- _Problem requirements_: Repeat the following items line for line, omitting the pictures.

[Region annotation records]
_ _ _
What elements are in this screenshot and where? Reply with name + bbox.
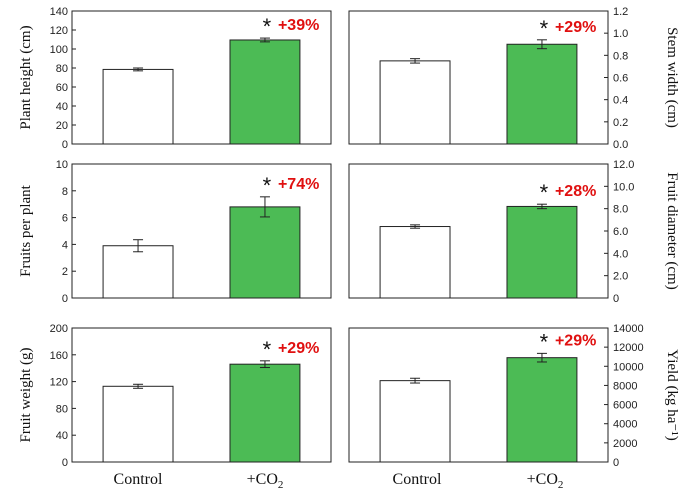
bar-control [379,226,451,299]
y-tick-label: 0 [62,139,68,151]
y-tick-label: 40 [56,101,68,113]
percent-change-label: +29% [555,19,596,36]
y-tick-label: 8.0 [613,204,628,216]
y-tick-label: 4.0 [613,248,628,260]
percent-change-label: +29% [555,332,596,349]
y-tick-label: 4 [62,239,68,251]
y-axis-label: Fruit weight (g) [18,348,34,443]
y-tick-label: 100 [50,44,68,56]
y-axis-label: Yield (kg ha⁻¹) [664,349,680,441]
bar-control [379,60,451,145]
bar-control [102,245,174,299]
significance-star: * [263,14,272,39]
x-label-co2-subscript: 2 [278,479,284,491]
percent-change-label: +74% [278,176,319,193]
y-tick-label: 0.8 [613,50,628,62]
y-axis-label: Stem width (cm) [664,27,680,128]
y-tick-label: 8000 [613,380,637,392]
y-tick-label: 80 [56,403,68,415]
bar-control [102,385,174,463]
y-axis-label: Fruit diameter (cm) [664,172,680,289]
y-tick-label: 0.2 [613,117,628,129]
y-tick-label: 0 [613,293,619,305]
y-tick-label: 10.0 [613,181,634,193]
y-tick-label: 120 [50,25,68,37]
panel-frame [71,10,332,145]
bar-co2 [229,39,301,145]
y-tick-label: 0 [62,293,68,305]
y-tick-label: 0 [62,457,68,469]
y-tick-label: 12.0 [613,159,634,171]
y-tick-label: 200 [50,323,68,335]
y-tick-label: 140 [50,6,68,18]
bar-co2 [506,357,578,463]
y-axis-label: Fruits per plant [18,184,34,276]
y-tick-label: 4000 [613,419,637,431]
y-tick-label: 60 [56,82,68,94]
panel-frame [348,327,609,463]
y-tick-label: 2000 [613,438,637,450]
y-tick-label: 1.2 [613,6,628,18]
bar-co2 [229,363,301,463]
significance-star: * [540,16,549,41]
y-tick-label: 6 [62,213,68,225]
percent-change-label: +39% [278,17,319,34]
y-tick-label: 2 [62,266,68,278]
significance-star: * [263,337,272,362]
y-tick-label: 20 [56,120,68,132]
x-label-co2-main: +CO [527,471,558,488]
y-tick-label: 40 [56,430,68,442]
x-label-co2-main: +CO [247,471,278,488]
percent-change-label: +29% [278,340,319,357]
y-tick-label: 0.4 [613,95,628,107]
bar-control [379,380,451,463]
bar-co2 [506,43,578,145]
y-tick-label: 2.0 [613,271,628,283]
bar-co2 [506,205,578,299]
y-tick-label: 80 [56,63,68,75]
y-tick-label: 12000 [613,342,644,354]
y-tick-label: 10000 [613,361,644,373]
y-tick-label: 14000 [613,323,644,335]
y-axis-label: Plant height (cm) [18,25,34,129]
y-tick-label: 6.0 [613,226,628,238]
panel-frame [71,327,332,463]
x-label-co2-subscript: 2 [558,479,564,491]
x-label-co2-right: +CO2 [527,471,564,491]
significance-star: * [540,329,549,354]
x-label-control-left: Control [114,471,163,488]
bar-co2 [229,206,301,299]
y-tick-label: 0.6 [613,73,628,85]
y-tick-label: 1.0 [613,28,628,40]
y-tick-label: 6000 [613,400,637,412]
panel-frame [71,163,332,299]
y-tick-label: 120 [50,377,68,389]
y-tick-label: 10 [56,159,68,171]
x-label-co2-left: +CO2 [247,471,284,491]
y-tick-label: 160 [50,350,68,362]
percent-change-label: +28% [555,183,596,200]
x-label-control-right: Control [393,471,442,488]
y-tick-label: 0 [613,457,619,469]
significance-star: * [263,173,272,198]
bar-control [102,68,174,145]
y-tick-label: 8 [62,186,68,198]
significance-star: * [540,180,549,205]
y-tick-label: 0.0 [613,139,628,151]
_ _ _
- _Exercise answer_:
What elements are in this screenshot and where? Reply with name + bbox.
bar-control [379,226,451,299]
y-tick-label: 0 [62,139,68,151]
y-tick-label: 40 [56,101,68,113]
percent-change-label: +29% [555,19,596,36]
y-tick-label: 8.0 [613,204,628,216]
y-tick-label: 4.0 [613,248,628,260]
percent-change-label: +29% [555,332,596,349]
y-tick-label: 4 [62,239,68,251]
y-axis-label: Fruit weight (g) [18,348,34,443]
y-tick-label: 100 [50,44,68,56]
y-axis-label: Yield (kg ha⁻¹) [664,349,680,441]
bar-control [379,60,451,145]
bar-control [102,245,174,299]
significance-star: * [263,14,272,39]
x-label-co2-subscript: 2 [278,479,284,491]
percent-change-label: +74% [278,176,319,193]
y-tick-label: 0.8 [613,50,628,62]
y-axis-label: Stem width (cm) [664,27,680,128]
y-tick-label: 8000 [613,380,637,392]
y-tick-label: 80 [56,403,68,415]
bar-control [102,385,174,463]
y-axis-label: Fruit diameter (cm) [664,172,680,289]
y-tick-label: 0.2 [613,117,628,129]
y-tick-label: 0 [613,293,619,305]
y-tick-label: 10.0 [613,181,634,193]
y-tick-label: 120 [50,25,68,37]
panel-frame [71,10,332,145]
bar-co2 [229,39,301,145]
y-tick-label: 0 [62,293,68,305]
y-tick-label: 0 [62,457,68,469]
y-tick-label: 12.0 [613,159,634,171]
y-tick-label: 200 [50,323,68,335]
y-tick-label: 140 [50,6,68,18]
bar-co2 [506,357,578,463]
y-axis-label: Fruits per plant [18,184,34,276]
y-tick-label: 4000 [613,419,637,431]
y-tick-label: 60 [56,82,68,94]
panel-frame [348,327,609,463]
y-tick-label: 2000 [613,438,637,450]
y-tick-label: 1.2 [613,6,628,18]
bar-co2 [229,363,301,463]
significance-star: * [540,16,549,41]
y-tick-label: 6 [62,213,68,225]
percent-change-label: +39% [278,17,319,34]
y-tick-label: 2 [62,266,68,278]
significance-star: * [263,337,272,362]
y-tick-label: 20 [56,120,68,132]
x-label-co2-main: +CO [527,471,558,488]
y-tick-label: 40 [56,430,68,442]
x-label-co2-main: +CO [247,471,278,488]
percent-change-label: +29% [278,340,319,357]
y-tick-label: 0.4 [613,95,628,107]
bar-control [379,380,451,463]
bar-co2 [506,43,578,145]
y-tick-label: 2.0 [613,271,628,283]
bar-co2 [506,205,578,299]
y-tick-label: 80 [56,63,68,75]
y-tick-label: 12000 [613,342,644,354]
y-tick-label: 10000 [613,361,644,373]
y-tick-label: 14000 [613,323,644,335]
y-axis-label: Plant height (cm) [18,25,34,129]
y-tick-label: 6.0 [613,226,628,238]
panel-frame [71,327,332,463]
x-label-co2-subscript: 2 [558,479,564,491]
x-label-co2-right: +CO2 [527,471,564,491]
significance-star: * [540,329,549,354]
x-label-control-left: Control [114,471,163,488]
bar-co2 [229,206,301,299]
y-tick-label: 0.6 [613,73,628,85]
y-tick-label: 1.0 [613,28,628,40]
y-tick-label: 6000 [613,400,637,412]
panel-frame [71,163,332,299]
y-tick-label: 120 [50,377,68,389]
y-tick-label: 10 [56,159,68,171]
x-label-co2-left: +CO2 [247,471,284,491]
y-tick-label: 160 [50,350,68,362]
percent-change-label: +28% [555,183,596,200]
x-label-control-right: Control [393,471,442,488]
y-tick-label: 0 [613,457,619,469]
significance-star: * [263,173,272,198]
bar-control [102,68,174,145]
y-tick-label: 8 [62,186,68,198]
significance-star: * [540,180,549,205]
y-tick-label: 0.0 [613,139,628,151]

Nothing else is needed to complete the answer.